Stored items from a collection
▼
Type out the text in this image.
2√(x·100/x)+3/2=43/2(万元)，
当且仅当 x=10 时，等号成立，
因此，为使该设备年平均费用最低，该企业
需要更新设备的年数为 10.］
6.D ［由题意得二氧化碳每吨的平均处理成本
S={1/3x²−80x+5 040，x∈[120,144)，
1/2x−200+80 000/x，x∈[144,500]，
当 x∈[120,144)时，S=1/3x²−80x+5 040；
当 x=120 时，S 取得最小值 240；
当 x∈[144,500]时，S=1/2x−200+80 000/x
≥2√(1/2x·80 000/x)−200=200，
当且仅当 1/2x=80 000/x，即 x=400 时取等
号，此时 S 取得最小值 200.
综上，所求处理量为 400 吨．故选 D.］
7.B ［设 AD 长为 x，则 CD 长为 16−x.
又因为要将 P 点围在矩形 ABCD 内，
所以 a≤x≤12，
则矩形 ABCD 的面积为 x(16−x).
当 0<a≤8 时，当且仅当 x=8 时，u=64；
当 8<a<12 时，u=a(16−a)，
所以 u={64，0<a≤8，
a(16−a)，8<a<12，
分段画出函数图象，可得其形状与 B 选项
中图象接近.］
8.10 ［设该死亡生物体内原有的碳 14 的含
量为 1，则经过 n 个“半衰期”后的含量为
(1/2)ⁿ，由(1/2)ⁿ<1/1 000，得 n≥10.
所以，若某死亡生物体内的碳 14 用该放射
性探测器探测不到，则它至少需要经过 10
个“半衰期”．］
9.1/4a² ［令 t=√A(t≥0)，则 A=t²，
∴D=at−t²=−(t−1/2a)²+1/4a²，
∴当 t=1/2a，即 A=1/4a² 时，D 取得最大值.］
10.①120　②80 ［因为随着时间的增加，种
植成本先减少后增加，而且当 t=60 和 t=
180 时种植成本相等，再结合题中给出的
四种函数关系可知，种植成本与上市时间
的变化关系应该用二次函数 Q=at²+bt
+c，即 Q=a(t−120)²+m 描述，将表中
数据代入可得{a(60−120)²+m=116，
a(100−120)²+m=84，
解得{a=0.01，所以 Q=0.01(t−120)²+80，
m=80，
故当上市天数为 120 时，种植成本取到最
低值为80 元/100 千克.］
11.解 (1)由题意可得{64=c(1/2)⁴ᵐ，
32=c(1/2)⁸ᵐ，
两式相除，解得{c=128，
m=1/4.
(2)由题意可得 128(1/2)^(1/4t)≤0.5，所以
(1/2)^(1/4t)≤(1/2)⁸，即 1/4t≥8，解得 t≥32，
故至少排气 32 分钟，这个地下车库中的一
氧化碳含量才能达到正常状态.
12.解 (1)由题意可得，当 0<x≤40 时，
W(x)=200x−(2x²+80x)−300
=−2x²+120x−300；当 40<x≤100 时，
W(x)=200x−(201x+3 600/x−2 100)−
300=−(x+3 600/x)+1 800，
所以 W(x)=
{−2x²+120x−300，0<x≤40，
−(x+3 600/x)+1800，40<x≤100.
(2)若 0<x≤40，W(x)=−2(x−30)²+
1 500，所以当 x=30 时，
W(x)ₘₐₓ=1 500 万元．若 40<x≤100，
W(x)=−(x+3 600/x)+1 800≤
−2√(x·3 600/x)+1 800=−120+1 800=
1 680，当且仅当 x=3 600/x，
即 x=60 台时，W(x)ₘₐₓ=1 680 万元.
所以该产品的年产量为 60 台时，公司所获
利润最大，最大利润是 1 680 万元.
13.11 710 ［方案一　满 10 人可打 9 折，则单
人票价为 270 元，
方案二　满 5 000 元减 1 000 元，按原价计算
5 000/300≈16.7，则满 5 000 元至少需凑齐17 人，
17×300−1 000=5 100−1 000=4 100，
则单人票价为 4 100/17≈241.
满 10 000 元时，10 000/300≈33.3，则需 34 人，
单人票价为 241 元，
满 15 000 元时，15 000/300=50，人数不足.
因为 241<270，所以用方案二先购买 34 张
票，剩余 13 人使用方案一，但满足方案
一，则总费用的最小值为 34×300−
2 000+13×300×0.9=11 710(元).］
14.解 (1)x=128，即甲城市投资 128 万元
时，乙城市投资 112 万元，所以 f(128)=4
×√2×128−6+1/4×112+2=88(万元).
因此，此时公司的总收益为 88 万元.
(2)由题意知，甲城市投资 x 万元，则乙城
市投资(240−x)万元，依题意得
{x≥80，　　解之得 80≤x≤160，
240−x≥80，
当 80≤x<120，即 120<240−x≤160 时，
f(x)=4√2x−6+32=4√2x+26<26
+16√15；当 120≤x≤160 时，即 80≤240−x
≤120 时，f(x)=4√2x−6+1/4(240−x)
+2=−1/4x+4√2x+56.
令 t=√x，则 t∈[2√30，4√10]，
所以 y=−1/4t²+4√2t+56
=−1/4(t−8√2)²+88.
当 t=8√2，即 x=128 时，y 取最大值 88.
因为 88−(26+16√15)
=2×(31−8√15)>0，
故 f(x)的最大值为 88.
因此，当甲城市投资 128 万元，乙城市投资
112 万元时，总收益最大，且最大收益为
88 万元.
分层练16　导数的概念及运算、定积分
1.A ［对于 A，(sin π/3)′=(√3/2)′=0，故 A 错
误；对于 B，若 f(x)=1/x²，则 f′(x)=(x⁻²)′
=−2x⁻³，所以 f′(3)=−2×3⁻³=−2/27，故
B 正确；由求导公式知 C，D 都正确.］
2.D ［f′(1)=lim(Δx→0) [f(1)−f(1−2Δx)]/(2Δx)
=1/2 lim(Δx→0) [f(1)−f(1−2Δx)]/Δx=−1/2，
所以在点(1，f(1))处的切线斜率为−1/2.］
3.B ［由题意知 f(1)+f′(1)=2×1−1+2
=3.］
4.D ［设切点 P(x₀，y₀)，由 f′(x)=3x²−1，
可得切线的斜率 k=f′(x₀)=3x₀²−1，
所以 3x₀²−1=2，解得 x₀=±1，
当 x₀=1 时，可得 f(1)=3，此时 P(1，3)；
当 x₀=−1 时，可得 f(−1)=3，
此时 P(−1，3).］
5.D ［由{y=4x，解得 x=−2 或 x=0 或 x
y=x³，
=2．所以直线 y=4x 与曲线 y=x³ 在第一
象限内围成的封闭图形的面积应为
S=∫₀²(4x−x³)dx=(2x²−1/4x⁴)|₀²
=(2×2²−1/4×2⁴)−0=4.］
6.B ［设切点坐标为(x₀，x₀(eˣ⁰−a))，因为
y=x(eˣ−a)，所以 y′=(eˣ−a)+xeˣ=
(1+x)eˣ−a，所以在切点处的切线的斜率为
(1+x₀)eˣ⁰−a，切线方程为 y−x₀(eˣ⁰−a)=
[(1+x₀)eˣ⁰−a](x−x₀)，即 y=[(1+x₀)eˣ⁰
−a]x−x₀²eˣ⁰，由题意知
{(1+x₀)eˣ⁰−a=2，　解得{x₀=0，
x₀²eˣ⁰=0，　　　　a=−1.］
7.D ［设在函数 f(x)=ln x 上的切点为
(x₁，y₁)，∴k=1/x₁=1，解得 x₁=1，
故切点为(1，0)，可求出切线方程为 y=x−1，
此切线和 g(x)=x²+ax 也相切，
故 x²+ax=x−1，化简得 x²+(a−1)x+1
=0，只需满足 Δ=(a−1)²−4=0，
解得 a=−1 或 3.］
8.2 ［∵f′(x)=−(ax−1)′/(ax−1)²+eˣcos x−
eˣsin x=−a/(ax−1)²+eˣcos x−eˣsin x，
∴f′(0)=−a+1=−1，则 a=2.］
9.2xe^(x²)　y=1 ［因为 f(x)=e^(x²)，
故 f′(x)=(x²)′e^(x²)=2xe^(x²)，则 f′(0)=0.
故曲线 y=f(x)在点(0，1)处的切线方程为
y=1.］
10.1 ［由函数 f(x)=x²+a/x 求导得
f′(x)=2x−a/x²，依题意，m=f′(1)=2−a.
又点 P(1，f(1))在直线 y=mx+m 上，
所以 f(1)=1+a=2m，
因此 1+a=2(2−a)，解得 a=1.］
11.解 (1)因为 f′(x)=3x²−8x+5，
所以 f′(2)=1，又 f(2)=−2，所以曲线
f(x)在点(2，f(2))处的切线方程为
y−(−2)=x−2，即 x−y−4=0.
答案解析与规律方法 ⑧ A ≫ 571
▲
Pick out all lines containing the string "处的切线方程为".

故曲线 y=f(x)在点(0，1)处的切线方程为
f(x)在点(2，f(2))处的切线方程为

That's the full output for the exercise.